**Text provided**:
>>>
Major Risks and Criticisms
Environmental Impact and Ecosystem Stress Environmental analyses of NEOM warn that large‑scale construction in sensitive coastal and desert environments can:

Disrupt marine life, desert habitats, and water resources.

Create a contradiction between “green branding” and heavy ecological footprint during construction.

Social and Human Rights Concerns NEOM sits in a region historically occupied by local communities. Various reports and advocacy groups (beyond the sources cited here) have raised issues around:

Displacement and resettlement.

Labor conditions and rights.

Inclusion of diverse populations in decision‑making.

These issues shape whether NEOM is seen as a project for the world or primarily for investors and a global elite.

Economic Viability and Opportunity Cost With headline budgets in the hundreds of billions, critics ask:

Will enough people and businesses actually choose to live and work in NEOM to justify the investment?

Could similar funds have produced broader benefits if directed toward incremental upgrades of existing cities, education, and services instead of a new mega‑region?

From Vision to “Reality Lite” By 2026, “reality check” analyses openly describe a gap between the original promises and what has been built:

Population targets cut (e.g., from around 1.5 million to a few hundred thousand in early phases).

The Line’s built extent limited to a few kilometers, not 170 km.

Focus shifted to a smaller set of deliverable projects (Sindalah, hydrogen, data centers) rather than the full sci‑fi city.
<<<
**Work instructions**:
1 - Rewrite the NEOM passage between "From Vision to" and "not 170 km.", inclusive, replacing "Population targets" with "Population goals".
2 - In the NEOM passage, what is The Line's built extent limited to?
The listing after this has nothing to do with the tasks.

**Material provided**:
>>>
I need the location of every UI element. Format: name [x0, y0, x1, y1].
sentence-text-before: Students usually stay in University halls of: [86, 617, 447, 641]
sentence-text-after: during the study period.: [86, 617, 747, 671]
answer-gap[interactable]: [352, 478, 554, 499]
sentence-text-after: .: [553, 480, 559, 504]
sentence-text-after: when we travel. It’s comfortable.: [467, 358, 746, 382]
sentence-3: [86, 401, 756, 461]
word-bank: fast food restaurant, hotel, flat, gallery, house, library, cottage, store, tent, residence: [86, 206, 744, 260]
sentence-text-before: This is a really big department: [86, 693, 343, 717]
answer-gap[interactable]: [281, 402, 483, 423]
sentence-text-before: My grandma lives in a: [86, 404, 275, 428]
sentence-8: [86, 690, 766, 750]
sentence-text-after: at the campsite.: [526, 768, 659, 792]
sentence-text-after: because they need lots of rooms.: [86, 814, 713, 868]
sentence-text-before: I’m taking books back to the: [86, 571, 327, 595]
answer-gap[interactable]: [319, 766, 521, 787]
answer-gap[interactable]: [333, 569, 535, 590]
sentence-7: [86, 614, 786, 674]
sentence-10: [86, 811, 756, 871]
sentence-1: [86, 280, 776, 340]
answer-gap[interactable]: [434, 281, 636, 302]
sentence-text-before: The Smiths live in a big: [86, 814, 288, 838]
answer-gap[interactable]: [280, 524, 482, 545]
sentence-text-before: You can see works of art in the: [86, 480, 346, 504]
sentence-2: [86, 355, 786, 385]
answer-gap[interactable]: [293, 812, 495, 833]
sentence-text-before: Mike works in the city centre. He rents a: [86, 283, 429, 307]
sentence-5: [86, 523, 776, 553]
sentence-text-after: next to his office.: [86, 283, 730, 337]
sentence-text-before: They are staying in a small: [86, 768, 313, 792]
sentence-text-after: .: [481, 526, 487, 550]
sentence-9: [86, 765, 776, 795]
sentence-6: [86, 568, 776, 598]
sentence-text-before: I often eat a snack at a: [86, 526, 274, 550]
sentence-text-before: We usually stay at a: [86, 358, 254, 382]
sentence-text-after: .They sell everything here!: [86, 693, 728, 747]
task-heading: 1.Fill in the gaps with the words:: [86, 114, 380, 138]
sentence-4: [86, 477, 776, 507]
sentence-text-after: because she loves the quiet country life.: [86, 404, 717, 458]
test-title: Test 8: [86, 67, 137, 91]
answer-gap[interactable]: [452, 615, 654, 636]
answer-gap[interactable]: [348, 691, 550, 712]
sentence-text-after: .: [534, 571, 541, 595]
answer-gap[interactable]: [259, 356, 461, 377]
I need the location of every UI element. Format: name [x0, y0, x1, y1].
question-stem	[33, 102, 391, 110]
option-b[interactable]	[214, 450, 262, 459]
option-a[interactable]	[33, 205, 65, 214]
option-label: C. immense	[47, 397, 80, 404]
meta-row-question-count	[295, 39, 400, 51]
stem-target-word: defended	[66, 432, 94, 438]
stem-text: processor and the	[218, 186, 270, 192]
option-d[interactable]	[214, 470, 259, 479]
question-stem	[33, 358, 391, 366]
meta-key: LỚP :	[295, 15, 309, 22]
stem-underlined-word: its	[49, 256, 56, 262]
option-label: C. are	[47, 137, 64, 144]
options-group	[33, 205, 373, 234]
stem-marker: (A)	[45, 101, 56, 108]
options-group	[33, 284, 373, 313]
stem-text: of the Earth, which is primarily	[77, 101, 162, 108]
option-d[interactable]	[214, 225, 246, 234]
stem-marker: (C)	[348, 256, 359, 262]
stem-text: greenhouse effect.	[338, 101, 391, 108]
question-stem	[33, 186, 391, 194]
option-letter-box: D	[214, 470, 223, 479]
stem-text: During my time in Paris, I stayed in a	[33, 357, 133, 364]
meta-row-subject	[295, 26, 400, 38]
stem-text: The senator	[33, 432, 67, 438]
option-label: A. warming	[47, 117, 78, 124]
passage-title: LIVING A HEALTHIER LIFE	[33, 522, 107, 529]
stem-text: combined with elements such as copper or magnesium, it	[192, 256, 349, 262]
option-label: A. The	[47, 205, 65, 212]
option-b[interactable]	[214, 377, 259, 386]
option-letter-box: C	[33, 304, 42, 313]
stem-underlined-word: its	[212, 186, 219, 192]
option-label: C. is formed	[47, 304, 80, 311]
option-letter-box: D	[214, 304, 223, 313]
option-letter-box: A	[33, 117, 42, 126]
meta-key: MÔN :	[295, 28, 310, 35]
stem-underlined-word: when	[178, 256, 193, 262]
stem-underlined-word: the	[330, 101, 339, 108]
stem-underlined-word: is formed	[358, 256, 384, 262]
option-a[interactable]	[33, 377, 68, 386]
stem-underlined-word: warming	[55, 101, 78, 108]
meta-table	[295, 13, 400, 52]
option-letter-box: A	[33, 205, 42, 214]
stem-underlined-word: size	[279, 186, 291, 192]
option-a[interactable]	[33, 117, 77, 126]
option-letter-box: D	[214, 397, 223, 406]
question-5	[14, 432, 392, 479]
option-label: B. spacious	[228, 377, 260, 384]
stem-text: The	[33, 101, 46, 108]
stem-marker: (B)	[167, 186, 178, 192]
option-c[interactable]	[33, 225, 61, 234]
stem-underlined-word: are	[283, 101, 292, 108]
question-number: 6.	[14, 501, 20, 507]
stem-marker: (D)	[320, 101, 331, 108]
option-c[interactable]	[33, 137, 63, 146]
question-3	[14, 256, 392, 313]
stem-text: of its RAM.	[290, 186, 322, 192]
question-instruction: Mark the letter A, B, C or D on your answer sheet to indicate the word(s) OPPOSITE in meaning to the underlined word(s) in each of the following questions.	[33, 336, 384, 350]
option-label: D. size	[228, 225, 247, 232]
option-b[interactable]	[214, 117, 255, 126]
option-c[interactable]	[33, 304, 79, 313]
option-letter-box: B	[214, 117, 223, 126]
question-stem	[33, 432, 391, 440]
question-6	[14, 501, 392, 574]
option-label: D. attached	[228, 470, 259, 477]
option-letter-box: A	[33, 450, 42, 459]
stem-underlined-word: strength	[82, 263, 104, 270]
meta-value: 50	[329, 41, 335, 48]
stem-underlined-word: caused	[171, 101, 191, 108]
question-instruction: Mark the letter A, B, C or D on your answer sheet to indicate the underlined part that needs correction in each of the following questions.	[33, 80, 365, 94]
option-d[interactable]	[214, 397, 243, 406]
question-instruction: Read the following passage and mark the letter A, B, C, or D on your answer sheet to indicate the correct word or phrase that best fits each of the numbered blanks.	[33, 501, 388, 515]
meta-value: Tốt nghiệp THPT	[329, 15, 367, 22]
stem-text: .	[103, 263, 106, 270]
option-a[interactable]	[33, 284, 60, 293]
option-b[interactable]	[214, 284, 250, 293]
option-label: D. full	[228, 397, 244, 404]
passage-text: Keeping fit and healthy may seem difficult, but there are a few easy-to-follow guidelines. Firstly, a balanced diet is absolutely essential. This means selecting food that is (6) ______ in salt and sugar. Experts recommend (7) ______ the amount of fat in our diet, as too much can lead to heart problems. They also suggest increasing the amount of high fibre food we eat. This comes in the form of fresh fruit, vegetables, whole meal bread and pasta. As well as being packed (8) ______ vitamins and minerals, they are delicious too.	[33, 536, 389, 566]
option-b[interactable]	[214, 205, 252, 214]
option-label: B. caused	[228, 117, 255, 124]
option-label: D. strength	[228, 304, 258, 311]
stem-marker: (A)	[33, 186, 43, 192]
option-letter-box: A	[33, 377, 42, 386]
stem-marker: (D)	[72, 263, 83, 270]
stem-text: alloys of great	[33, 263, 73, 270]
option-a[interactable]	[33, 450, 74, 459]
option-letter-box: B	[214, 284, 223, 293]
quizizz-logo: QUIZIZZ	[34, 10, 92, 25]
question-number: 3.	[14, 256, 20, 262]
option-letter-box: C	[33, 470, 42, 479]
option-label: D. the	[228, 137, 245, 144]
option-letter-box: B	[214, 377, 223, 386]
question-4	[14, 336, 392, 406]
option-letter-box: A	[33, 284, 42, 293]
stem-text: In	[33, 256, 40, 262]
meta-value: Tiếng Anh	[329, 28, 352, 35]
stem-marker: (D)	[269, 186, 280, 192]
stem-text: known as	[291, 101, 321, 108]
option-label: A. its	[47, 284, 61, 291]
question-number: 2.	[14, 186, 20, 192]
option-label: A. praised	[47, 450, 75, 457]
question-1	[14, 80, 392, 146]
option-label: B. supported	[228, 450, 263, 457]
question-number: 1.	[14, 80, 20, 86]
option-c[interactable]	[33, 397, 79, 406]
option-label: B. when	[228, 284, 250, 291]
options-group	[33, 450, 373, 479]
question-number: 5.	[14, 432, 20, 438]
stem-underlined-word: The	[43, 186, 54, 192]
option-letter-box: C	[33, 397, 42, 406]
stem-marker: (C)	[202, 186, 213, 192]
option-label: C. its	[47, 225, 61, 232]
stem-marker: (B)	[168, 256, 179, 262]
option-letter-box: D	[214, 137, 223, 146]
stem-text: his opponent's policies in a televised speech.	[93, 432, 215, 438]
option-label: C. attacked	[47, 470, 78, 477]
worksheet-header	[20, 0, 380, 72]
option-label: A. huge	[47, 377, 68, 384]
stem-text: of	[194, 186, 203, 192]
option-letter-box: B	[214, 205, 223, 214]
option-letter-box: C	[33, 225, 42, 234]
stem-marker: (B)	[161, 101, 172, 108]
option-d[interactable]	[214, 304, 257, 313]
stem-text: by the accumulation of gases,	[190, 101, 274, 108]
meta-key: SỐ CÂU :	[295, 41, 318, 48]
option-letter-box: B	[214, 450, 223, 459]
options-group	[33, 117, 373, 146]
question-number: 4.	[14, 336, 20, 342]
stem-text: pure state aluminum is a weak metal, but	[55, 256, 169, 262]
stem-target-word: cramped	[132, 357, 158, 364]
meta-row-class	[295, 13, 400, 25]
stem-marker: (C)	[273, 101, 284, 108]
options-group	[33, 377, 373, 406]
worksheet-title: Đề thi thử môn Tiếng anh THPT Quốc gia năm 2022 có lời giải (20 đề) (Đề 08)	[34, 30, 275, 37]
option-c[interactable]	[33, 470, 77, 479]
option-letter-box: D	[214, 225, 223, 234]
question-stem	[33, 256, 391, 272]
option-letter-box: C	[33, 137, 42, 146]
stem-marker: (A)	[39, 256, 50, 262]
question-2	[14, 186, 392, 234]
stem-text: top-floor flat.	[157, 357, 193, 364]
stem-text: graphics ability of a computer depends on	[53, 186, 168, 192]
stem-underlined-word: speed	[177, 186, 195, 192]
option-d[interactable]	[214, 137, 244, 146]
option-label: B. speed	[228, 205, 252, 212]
<<<
**Outputs for the tasks**:
1 -
From Vision to “Reality Lite” By 2026, “reality check” analyses openly describe a gap between the original promises and what has been built:

Population goals cut (e.g., from around 1.5 million to a few hundred thousand in early phases).

The Line’s built extent limited to a few kilometers, not 170 km.

2 - A few kilometers, not 170 km.